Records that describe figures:
* * * *

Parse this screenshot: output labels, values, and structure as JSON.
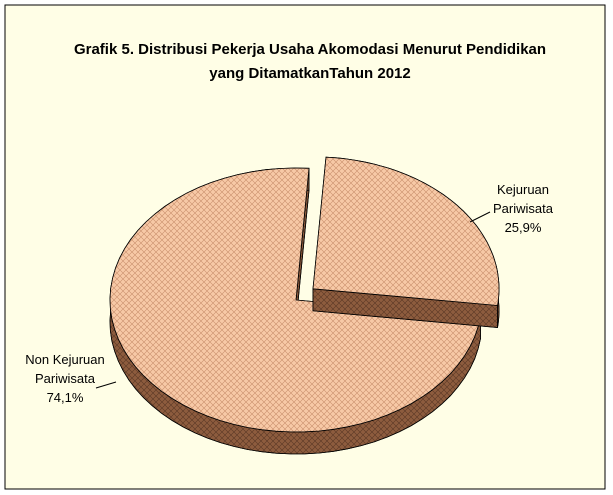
{
  "chart_data": {
    "type": "pie",
    "title": "Grafik 5. Distribusi Pekerja Usaha Akomodasi Menurut Pendidikan yang DitamatkanTahun 2012",
    "categories": [
      "Kejuruan Pariwisata",
      "Non Kejuruan Pariwisata"
    ],
    "values": [
      25.9,
      74.1
    ],
    "value_labels": [
      "25,9%",
      "74,1%"
    ],
    "colors": [
      "#f7c9a6",
      "#f7c9a6"
    ]
  }
}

* * * *

STATED PROBLEM:
The records above must be echoed exactly, minus their pictures.

ANSWER TO THIS EXERCISE:
Parse this screenshot: output labels, values, and structure as JSON.
{
  "chart_data": {
    "type": "pie",
    "title": "Grafik 5. Distribusi Pekerja Usaha Akomodasi Menurut Pendidikan yang DitamatkanTahun 2012",
    "categories": [
      "Kejuruan Pariwisata",
      "Non Kejuruan Pariwisata"
    ],
    "values": [
      25.9,
      74.1
    ],
    "value_labels": [
      "25,9%",
      "74,1%"
    ],
    "colors": [
      "#f7c9a6",
      "#f7c9a6"
    ]
  }
}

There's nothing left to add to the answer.